▶ [SHORT EXERCISE 1]
Reproduce the film review of Dr. Jekyll & Sister Hyde in full, word for word.

▶ [READING PASSAGE]

────────────────────

No Dr. Jekyll-themed movie would be complete without some ridiculous science, and Dr. Jekyll & Sister Hyde does not disappoint in that respect. What Jekyll decides is that women age differently than men do, and that the secret must be in their hormones. This leads him to a moral conundrum in which Jekyll decides that to create a much greater good—life extension—he’s going to have to do some terrible things. This first takes him to necrophiliac mortuary guy Byker (Philip Madoc), who gets him to famous graverobbers Burke and Hare (Ivor Dean and Tony Calvin). Desperate for the hormone-producing glands of young women, he more or less looks away as Burke and Hare start killing women to provide him with corpses.

And, of course, the serum works, but as with his early experiments on flies, it turns the male into female, and thus we are introduced to Sister Hyde (Martine Beswick), who looks a lot like Jekyll, but also not, which is why she can get away with masquerading as his sister. And, like the original story, Hyde is a terrible entity and wants control over Jekyll and starts more or less demanding more and more murder so that she can take control of the body.

Tossed into all of this is the very odd love connection between Jekyll, Hyde, and the siblings that live above him (them?) in their building. Susan Spencer (Susan Brodrick) is naturally interested in the young, handsome doctor who lives below her and coincidentally is exactly the age and type needed for his experimentation. Her brother Howard (Lewis Flander) finds himself entranced with Mrs. Hyde (who is never given a first name), which leads us to what is kind of an early transgender romance.

────────────────────

▶ [RECORDS SUPPLIED]

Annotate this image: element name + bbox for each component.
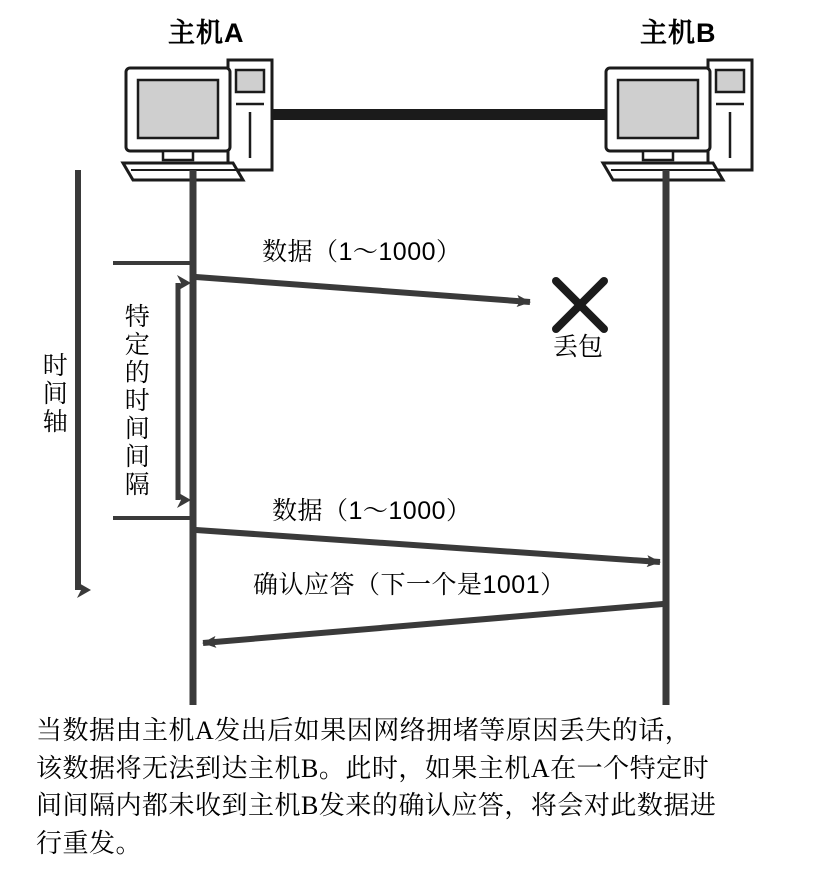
packet-loss-label: 丢包	[553, 333, 604, 361]
message-arrow-ack	[203, 604, 663, 643]
host-a-label: 主机A	[168, 18, 245, 48]
message-label-data-retransmit: 数据（1～1000）	[272, 497, 472, 525]
host-a-computer-icon	[123, 60, 272, 180]
figure-caption	[36, 712, 814, 863]
host-b-computer-icon	[603, 60, 752, 180]
packet-loss-x-icon	[556, 281, 604, 329]
caption-line: 该数据将无法到达主机B。此时，如果主机A在一个特定时	[36, 753, 710, 783]
message-label-data-lost: 数据（1～1000）	[262, 238, 462, 266]
network-cable	[255, 109, 617, 120]
caption-line: 间间隔内都未收到主机B发来的确认应答，将会对此数据进	[36, 791, 717, 821]
host-b-label: 主机B	[640, 18, 717, 48]
message-label-ack: 确认应答（下一个是1001）	[253, 571, 566, 599]
caption-line: 行重发。	[36, 829, 143, 859]
interval-label: 特定的时间间隔	[121, 303, 150, 499]
time-axis-label: 时间轴	[39, 352, 68, 436]
message-arrow-data-lost	[196, 277, 530, 302]
message-arrow-data-retransmit	[196, 530, 660, 562]
caption-line: 当数据由主机A发出后如果因网络拥堵等原因丢失的话，	[36, 716, 692, 745]
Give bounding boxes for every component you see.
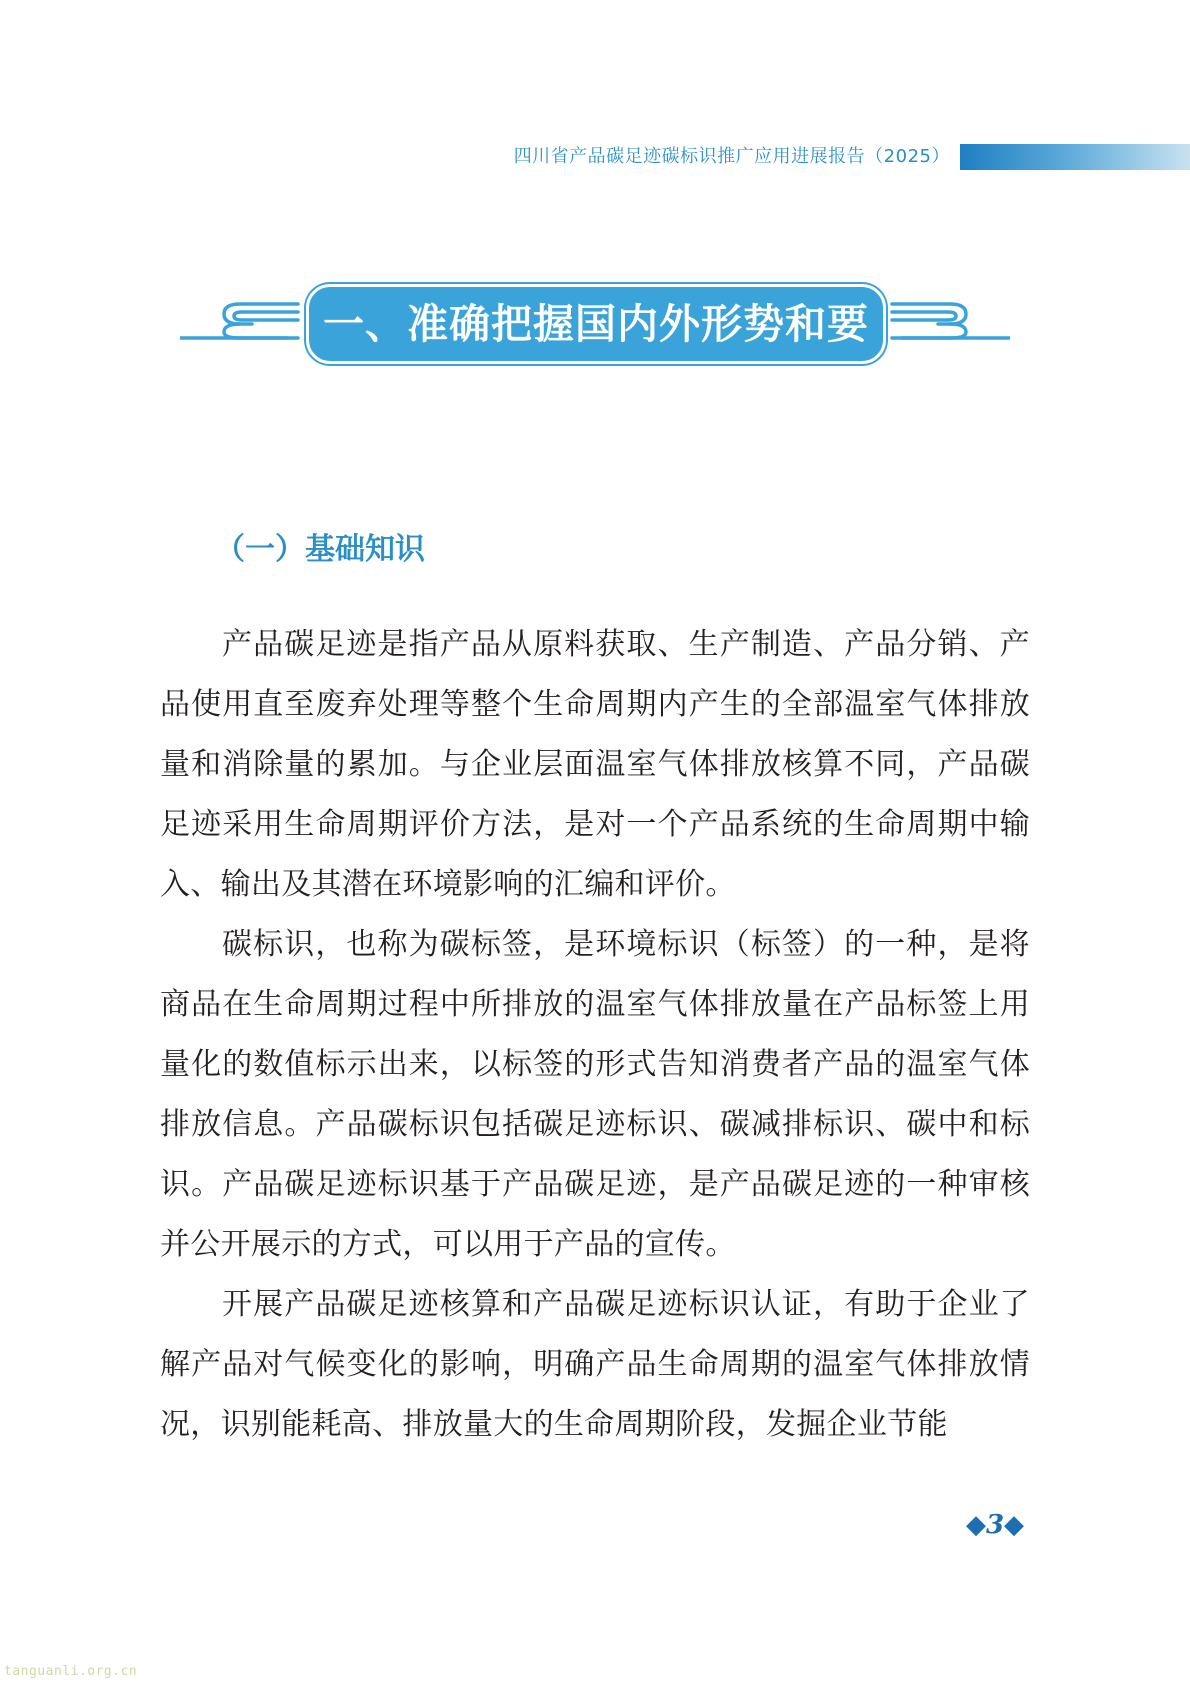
section-title: （一）基础知识: [215, 532, 425, 567]
paragraph: 产品碳足迹是指产品从原料获取、生产制造、产品分销、产品使用直至废弃处理等整个生命周期内产生的全部温室气体排放量和消除量的累加。与企业层面温室气体排放核算不同，产品碳足迹采用生命周期评价方法，是对一个产品系统的生命周期中输入、输出及其潜在环境影响的汇编和评价。: [160, 627, 1030, 902]
chapter-title: 一、准确把握国内外形势和要求: [323, 300, 869, 428]
running-head: 四川省产品碳足迹碳标识推广应用进展报告（2025）: [513, 146, 950, 167]
chapter-banner: [180, 284, 1010, 428]
body-text: [160, 615, 1030, 1455]
page-number: ◆3◆: [965, 1510, 1025, 1540]
paragraph: 碳标识，也称为碳标签，是环境标识（标签）的一种，是将商品在生命周期过程中所排放的温室气体排放量在产品标签上用量化的数值标示出来，以标签的形式告知消费者产品的温室气体排放信息。产品碳标识包括碳足迹标识、碳减排标识、碳中和标识。产品碳足迹标识基于产品碳足迹，是产品碳足迹的一种审核并公开展示的方式，可以用于产品的宣传。: [160, 927, 1030, 1262]
running-head-bar: [960, 144, 1190, 170]
paragraph: 开展产品碳足迹核算和产品碳足迹标识认证，有助于企业了解产品对气候变化的影响，明确产品生命周期的温室气体排放情况，识别能耗高、排放量大的生命周期阶段，发掘企业节能: [160, 1287, 1030, 1442]
watermark: tanguanli.org.cn: [4, 1664, 138, 1679]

────────────────────

▶ [SHORT EXERCISE 2]
Arrange the entries from the one containing "333, 604, 361]" down to the one containing "109, 617, 120]", both included, as a Markdown table with columns Row and Entry, numbering each row and leaving out blank lines.

▶ [CORRECT OUTPUT 1]
No Dr. Jekyll-themed movie would be complete without some ridiculous science, and Dr. Jekyll & Sister Hyde does not disappoint in that respect. What Jekyll decides is that women age differently than men do, and that the secret must be in their hormones. This leads him to a moral conundrum in which Jekyll decides that to create a much greater good—life extension—he’s going to have to do some terrible things. This first takes him to necrophiliac mortuary guy Byker (Philip Madoc), who gets him to famous graverobbers Burke and Hare (Ivor Dean and Tony Calvin). Desperate for the hormone-producing glands of young women, he more or less looks away as Burke and Hare start killing women to provide him with corpses.

And, of course, the serum works, but as with his early experiments on flies, it turns the male into female, and thus we are introduced to Sister Hyde (Martine Beswick), who looks a lot like Jekyll, but also not, which is why she can get away with masquerading as his sister. And, like the original story, Hyde is a terrible entity and wants control over Jekyll and starts more or less demanding more and more murder so that she can take control of the body.

Tossed into all of this is the very odd love connection between Jekyll, Hyde, and the siblings that live above him (them?) in their building. Susan Spencer (Susan Brodrick) is naturally interested in the young, handsome doctor who lives below her and coincidentally is exactly the age and type needed for his experimentation. Her brother Howard (Lewis Flander) finds himself entranced with Mrs. Hyde (who is never given a first name), which leads us to what is kind of an early transgender romance.

▶ [CORRECT OUTPUT 2]
| Row | Entry |
|---|---|
| 1 | packet-loss-label: 丢包	[553, 333, 604, 361] |
| 2 | message-arrow-ack	[203, 604, 663, 643] |
| 3 | host-a-label: 主机A	[168, 18, 245, 48] |
| 4 | message-label-data-retransmit: 数据（1～1000）	[272, 497, 472, 525] |
| 5 | host-a-computer-icon	[123, 60, 272, 180] |
| 6 | figure-caption	[36, 712, 814, 863] |
| 7 | host-b-computer-icon	[603, 60, 752, 180] |
| 8 | packet-loss-x-icon	[556, 281, 604, 329] |
| 9 | caption-line: 该数据将无法到达主机B。此时，如果主机A在一个特定时	[36, 753, 710, 783] |
| 10 | message-label-data-lost: 数据（1～1000）	[262, 238, 462, 266] |
| 11 | network-cable	[255, 109, 617, 120] |